Copy out every line of the records where the string "hekim" occurs.

--- Begin Data entries ---

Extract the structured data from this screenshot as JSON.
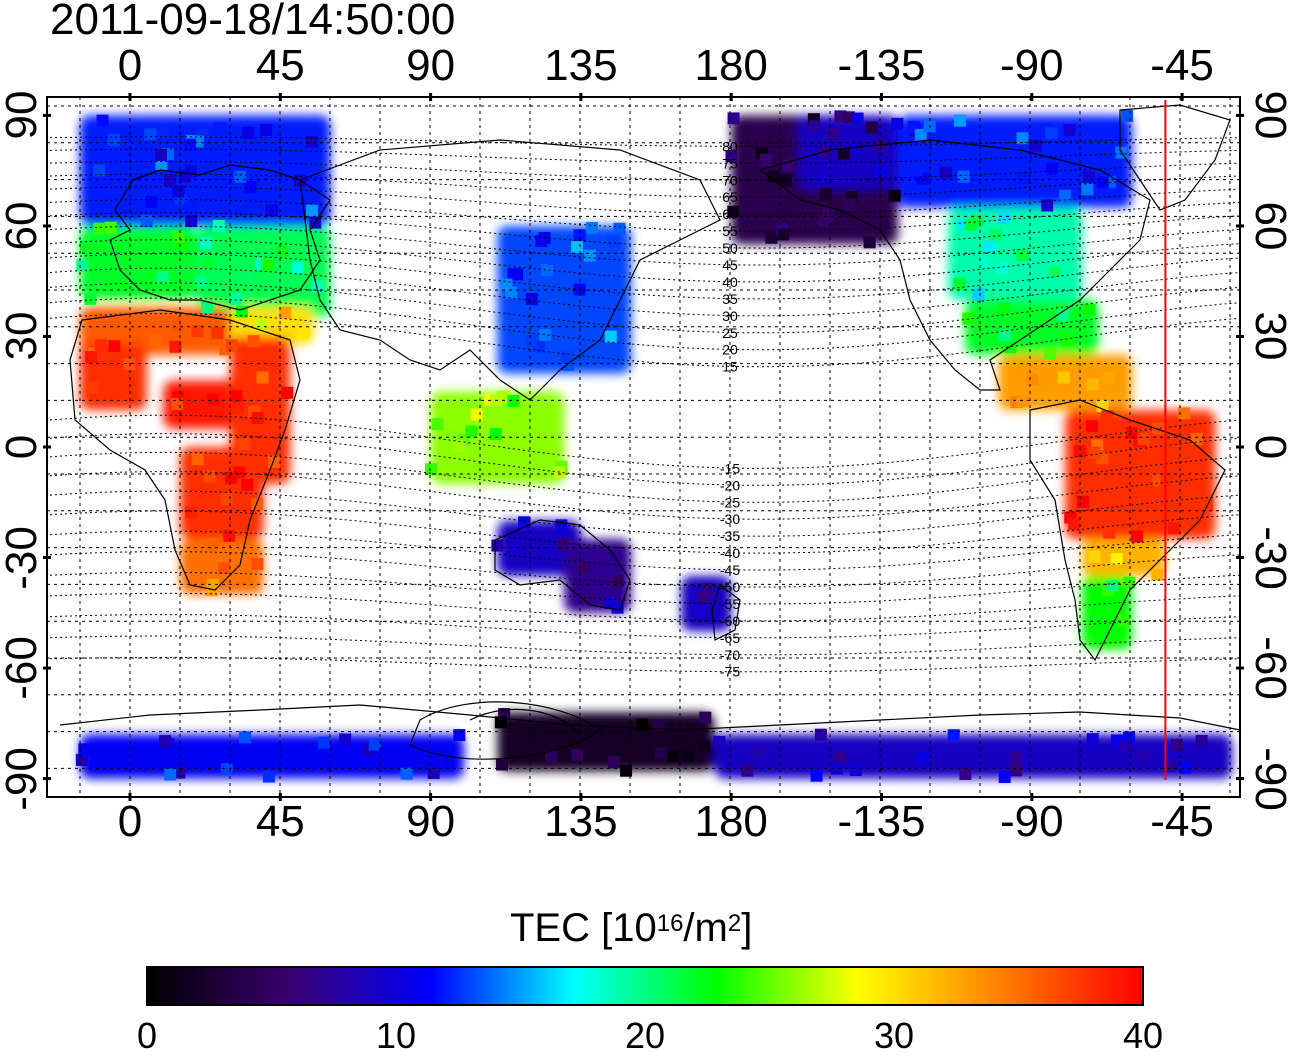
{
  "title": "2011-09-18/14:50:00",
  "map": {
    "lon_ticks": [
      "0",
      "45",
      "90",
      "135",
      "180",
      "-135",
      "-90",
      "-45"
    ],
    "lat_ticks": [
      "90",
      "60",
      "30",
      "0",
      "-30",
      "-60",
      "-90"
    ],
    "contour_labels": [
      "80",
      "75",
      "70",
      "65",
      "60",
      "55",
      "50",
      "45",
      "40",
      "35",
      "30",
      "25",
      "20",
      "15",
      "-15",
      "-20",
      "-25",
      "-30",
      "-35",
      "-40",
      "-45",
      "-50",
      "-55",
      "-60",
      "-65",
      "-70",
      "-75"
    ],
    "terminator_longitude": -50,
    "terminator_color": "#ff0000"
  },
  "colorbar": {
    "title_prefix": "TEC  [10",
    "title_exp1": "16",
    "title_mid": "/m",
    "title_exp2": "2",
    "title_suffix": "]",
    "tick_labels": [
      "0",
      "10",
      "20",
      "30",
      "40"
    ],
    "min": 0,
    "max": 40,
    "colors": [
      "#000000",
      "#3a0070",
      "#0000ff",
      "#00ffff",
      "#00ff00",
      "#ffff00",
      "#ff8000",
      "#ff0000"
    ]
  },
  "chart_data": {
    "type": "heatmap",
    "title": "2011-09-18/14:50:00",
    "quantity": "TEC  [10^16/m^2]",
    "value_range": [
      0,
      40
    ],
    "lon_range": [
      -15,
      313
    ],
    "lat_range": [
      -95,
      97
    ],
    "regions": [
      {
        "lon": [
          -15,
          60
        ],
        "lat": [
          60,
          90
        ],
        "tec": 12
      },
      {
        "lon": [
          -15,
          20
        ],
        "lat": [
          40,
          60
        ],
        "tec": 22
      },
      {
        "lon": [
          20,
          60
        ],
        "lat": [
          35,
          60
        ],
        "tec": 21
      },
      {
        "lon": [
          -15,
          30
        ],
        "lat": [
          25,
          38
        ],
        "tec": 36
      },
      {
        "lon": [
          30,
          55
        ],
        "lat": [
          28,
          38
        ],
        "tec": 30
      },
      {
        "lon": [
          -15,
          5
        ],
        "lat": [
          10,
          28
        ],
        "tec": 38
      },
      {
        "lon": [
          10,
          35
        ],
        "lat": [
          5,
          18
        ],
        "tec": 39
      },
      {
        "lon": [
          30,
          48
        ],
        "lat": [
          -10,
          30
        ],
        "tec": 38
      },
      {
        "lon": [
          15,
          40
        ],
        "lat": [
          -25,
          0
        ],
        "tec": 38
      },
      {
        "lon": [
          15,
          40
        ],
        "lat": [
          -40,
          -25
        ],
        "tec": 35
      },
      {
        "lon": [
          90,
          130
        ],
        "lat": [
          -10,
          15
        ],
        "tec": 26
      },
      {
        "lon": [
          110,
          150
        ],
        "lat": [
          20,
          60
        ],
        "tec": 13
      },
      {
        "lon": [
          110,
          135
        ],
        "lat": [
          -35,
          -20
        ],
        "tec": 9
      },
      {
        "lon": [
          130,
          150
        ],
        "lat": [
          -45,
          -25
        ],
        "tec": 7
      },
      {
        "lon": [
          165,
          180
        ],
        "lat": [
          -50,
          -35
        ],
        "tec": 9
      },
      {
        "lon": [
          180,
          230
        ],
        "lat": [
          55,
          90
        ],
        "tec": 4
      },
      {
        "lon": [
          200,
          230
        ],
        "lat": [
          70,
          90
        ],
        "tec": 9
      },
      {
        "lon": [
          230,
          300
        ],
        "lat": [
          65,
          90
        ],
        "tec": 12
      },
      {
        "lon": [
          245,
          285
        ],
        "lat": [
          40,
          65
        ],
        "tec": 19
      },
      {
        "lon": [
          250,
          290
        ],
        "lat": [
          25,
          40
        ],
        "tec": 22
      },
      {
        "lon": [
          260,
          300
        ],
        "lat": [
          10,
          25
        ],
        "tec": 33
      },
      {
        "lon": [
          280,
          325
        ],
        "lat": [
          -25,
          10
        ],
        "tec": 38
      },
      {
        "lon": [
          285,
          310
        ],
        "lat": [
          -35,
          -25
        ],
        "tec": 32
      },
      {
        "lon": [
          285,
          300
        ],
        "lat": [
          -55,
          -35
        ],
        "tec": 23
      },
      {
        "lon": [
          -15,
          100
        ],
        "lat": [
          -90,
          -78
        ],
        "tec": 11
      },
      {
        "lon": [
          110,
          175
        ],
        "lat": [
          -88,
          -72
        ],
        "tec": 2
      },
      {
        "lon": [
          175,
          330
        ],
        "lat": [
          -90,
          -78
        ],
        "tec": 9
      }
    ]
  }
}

--- End Data entries ---
--- Begin Data entries ---

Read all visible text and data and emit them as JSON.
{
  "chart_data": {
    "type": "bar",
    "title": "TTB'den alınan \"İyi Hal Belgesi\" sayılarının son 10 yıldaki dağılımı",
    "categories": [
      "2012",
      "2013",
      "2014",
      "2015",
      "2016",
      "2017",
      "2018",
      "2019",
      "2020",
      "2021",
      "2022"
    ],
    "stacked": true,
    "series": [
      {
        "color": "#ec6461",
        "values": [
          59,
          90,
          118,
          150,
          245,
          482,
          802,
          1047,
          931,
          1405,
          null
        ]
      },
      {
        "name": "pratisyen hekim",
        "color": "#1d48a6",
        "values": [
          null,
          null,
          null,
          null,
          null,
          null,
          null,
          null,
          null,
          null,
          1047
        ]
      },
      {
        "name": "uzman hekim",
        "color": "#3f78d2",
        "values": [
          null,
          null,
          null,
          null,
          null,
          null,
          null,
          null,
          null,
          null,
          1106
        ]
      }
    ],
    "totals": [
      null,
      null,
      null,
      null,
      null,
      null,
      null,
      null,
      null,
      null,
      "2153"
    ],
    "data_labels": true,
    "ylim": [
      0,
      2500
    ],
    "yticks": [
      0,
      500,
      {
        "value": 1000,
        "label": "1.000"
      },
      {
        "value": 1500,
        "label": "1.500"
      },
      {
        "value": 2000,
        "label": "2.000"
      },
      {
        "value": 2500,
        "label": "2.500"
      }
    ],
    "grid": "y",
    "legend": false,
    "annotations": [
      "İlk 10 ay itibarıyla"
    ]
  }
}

--- End Data entries ---

◆ **Right answer**:
        "name": "pratisyen hekim",
        "name": "uzman hekim",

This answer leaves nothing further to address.